- Text passage:
Research findings on a 200-300-year-old skull found in a wall in Coeymans – the subject of recent news accounts – will be one of the topics discussed during a series of free weekly lectures on “Research in Archaeology” at the New York State Museum.

The five lectures will be held every Wednesday through March 28 at 12:10 p.m. in the Huxley Theater. Lecture topics and dates are:

February 29 – “The Archaeology of Eurocentrism.” Historical archaeologists study the role of Europeans in post-1500 history, but sometimes this research is labeled Eurocentric. Dr. Charles Orser, curator of Historical Archaeology, will address the problems of adopting a purely emotional view of Eurocentrism and argue instead for its examination.

March 7 – “Preserve, Protect, Document: Archaeology of the Bailey Site, Onondaga County, New York” The State Museum’s Cultural Resource Survey Program assists state and federal agencies in meeting their historic preservation mandates by documenting and preserving cultural remains before they are lost through construction. State Archaeologist Dr. Christina Rieth will discuss the Bailey site and stewardship activities carried out at this 15th-century horticultural hamlet.

- Exercise brief:
Answer these from the lecture announcement:
(a) In which room are the lectures held, and at what time?
(b) Who gives the February 29 lecture?
(c) What kind of settlement was the Bailey site, and from which century?

- Listed records:
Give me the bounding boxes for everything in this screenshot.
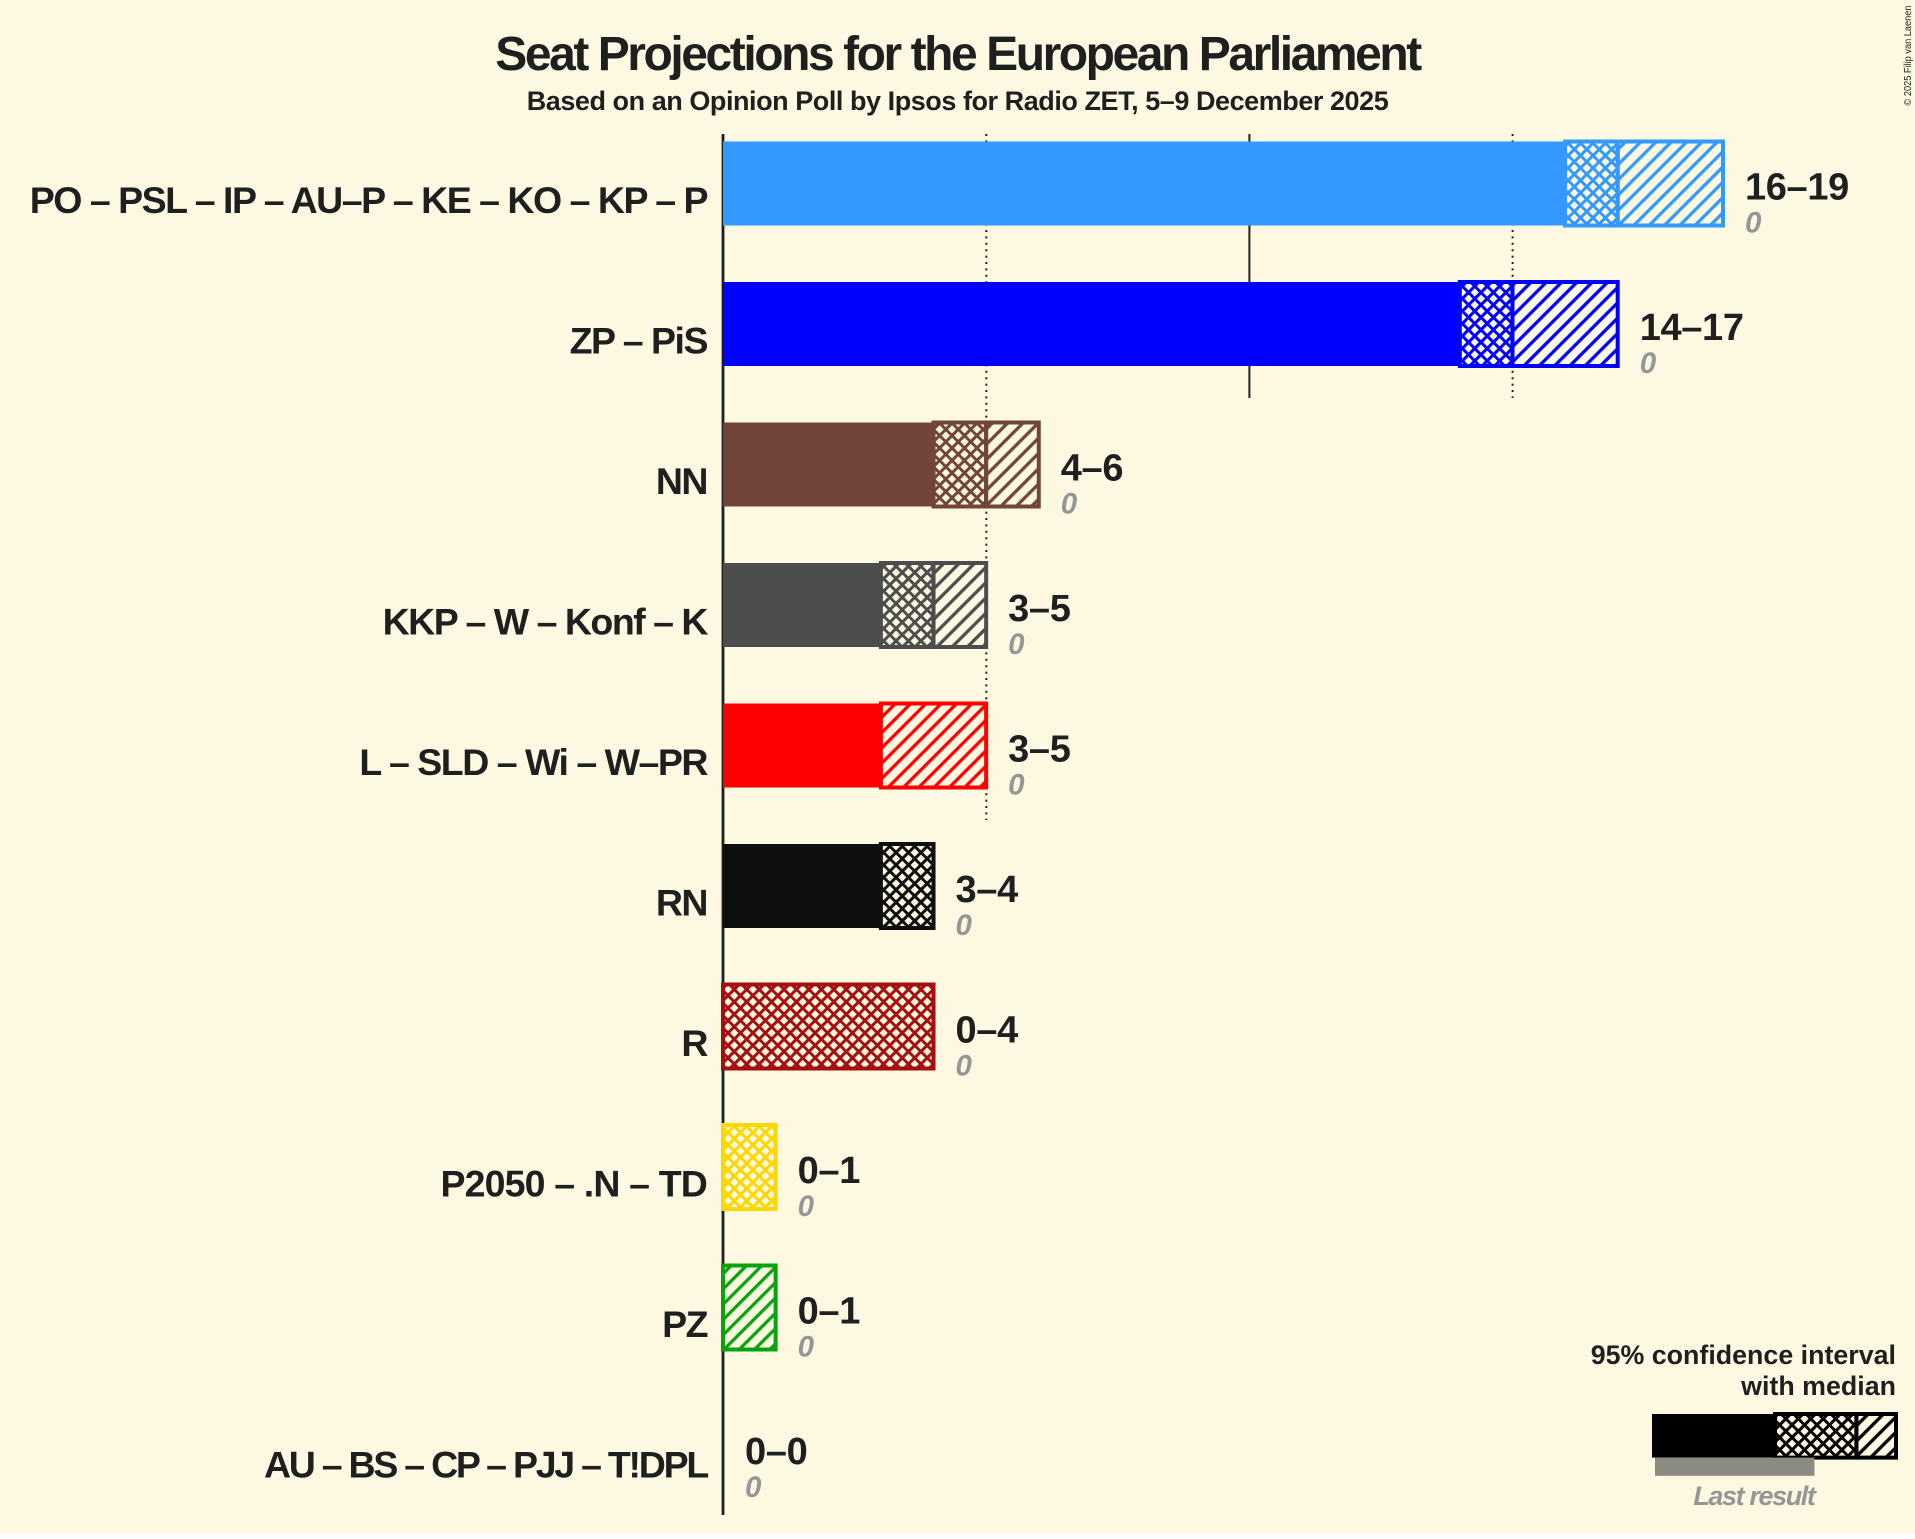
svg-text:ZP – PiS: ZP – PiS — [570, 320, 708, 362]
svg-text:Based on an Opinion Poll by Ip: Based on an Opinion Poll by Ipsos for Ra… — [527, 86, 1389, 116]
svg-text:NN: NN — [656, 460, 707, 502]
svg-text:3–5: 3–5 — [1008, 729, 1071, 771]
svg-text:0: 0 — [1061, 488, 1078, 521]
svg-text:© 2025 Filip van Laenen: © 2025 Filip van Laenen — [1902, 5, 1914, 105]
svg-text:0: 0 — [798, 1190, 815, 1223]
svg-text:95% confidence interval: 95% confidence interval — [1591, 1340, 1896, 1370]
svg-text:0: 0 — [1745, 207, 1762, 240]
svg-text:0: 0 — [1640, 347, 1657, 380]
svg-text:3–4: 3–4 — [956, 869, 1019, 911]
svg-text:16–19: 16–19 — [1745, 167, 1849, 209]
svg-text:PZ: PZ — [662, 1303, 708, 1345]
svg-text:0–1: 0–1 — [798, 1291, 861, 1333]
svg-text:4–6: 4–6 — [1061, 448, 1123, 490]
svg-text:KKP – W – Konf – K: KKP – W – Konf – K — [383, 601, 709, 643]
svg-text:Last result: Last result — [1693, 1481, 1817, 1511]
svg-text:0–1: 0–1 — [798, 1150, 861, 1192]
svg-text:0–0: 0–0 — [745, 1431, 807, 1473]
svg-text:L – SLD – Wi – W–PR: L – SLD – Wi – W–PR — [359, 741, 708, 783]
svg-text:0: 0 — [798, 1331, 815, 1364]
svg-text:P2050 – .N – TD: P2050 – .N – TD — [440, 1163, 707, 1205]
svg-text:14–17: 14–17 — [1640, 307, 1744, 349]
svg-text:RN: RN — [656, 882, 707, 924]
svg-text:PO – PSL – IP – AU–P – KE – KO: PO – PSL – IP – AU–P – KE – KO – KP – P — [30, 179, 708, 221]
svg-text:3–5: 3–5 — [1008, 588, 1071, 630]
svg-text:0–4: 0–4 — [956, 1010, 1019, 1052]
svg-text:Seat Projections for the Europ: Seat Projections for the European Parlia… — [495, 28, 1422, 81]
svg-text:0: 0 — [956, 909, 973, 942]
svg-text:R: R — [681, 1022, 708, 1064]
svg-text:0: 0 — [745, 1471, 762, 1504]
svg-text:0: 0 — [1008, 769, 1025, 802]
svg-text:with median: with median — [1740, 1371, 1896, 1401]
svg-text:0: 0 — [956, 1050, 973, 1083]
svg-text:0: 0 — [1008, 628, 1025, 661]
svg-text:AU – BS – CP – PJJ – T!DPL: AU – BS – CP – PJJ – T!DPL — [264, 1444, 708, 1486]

---

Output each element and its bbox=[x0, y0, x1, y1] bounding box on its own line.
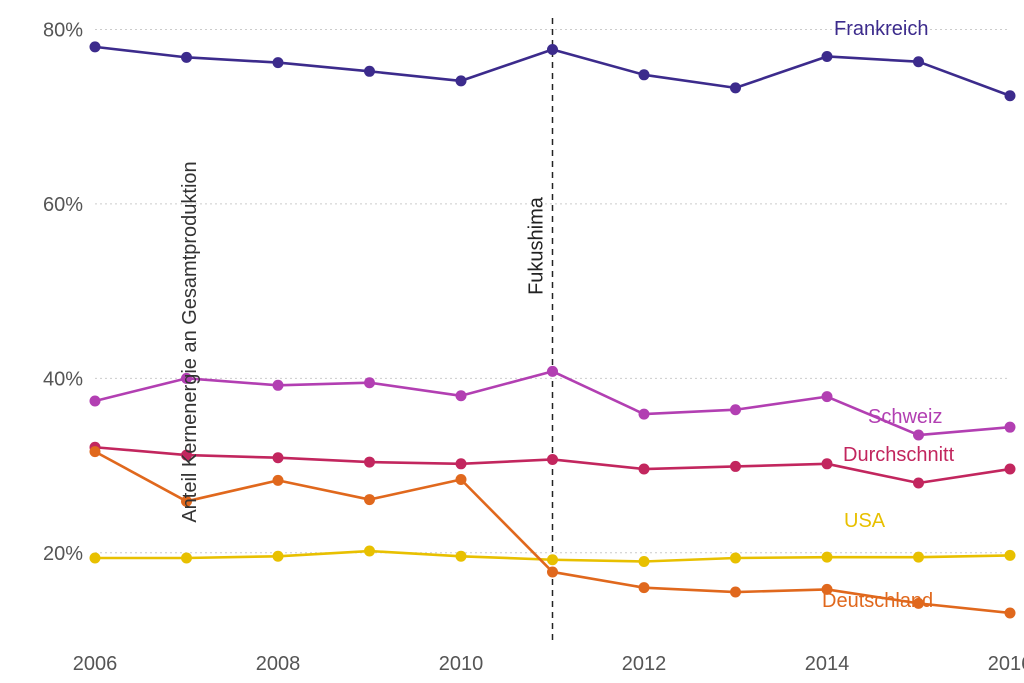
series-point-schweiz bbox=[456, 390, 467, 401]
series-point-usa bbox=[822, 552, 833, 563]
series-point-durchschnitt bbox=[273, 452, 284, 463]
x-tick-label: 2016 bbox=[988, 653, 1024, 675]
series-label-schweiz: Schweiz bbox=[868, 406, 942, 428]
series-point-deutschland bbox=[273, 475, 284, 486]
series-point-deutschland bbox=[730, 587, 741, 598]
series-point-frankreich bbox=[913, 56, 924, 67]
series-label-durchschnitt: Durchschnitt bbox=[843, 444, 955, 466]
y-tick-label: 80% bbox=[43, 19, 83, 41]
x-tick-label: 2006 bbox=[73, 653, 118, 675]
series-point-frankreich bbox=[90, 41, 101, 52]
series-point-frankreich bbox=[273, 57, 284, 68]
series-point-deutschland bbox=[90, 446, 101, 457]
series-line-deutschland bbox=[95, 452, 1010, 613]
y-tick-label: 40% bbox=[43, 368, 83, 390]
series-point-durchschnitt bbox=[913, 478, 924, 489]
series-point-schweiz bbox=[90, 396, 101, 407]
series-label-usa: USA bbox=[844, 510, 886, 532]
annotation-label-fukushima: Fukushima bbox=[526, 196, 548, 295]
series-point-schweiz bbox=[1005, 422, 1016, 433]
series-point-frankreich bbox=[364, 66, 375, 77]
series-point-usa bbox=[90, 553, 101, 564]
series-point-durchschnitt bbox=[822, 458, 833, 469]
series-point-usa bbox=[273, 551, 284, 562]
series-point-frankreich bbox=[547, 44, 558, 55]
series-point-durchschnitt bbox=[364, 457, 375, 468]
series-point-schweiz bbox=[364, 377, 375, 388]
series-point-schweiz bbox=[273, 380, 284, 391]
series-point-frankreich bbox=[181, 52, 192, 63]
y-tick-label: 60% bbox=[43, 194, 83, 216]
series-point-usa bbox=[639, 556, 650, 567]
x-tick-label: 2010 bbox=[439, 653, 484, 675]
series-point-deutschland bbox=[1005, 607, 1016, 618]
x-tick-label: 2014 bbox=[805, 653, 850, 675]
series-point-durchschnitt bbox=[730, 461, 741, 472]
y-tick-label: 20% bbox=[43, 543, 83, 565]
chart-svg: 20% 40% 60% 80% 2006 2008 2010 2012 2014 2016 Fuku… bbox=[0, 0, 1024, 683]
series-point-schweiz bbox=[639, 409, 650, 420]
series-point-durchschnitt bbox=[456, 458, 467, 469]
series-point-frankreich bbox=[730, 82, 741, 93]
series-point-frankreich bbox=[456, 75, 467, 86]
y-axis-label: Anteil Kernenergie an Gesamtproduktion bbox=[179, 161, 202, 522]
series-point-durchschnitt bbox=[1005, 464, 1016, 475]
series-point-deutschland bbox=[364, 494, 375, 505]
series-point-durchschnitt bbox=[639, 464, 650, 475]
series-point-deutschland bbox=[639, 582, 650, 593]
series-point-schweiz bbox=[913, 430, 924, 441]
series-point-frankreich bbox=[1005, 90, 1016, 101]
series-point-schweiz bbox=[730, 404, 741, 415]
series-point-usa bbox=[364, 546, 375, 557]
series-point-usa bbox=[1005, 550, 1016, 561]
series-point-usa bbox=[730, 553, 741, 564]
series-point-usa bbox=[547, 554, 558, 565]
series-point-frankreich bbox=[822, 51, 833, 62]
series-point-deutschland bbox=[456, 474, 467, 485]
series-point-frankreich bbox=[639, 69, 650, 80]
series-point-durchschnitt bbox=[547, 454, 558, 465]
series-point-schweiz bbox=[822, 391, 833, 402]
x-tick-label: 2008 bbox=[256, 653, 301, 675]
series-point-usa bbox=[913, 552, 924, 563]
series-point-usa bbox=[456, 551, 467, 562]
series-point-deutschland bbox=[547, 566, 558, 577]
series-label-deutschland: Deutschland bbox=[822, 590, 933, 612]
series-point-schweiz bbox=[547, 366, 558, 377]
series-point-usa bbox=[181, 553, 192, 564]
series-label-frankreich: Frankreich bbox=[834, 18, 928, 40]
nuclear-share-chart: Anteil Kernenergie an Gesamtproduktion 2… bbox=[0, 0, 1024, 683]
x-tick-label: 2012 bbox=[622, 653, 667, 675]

* * *

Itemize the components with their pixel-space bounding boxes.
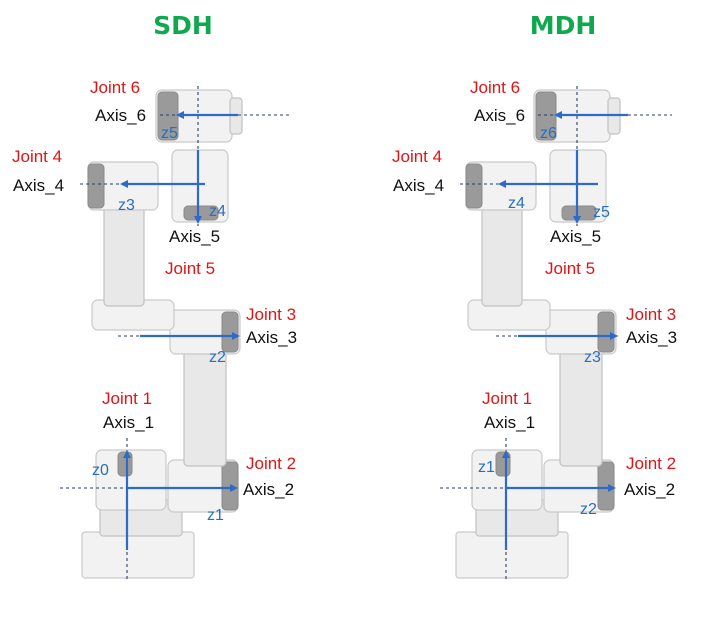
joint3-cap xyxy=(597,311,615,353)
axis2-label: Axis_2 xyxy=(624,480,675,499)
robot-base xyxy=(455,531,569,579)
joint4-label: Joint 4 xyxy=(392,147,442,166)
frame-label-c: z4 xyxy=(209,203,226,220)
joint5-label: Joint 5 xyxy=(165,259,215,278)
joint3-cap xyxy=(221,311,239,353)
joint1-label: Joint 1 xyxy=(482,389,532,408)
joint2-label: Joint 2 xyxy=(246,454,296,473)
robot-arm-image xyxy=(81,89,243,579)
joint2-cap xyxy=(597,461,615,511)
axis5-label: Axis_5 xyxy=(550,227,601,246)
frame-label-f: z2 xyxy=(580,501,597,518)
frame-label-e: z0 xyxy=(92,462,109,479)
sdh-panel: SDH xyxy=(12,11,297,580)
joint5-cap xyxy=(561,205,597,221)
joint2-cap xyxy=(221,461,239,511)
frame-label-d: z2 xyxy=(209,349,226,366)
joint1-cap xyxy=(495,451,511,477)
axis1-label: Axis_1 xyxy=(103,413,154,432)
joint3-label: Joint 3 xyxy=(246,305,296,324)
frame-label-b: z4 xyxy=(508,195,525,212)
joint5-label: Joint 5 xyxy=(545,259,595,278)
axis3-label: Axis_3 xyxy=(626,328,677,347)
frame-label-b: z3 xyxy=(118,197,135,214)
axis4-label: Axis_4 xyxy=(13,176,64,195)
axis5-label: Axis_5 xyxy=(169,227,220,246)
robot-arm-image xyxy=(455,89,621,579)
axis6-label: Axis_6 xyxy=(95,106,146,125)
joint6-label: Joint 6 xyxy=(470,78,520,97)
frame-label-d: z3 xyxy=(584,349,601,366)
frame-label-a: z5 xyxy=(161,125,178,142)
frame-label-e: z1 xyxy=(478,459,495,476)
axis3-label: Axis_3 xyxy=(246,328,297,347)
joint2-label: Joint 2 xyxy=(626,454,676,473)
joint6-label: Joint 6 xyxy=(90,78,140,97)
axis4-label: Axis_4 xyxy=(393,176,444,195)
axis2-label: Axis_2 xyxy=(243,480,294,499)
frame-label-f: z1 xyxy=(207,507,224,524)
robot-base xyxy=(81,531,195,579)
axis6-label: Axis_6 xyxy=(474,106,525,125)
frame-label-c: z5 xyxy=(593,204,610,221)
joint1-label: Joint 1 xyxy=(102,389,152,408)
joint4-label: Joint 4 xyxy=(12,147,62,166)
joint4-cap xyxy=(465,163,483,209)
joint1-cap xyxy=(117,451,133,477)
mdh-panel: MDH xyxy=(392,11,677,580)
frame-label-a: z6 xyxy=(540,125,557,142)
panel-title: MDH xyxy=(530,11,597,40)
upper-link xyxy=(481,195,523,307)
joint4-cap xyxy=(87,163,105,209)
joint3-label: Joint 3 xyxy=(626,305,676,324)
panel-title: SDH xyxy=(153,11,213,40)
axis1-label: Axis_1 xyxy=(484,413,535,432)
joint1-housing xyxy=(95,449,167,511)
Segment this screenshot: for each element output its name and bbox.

- Task answer:
(a) The lectures are held in the Huxley Theater at 12:10 p.m.
(b) Dr. Charles Orser, curator of Historical Archaeology, gives the February 29 lecture.
(c) The Bailey site was a 15th-century horticultural hamlet.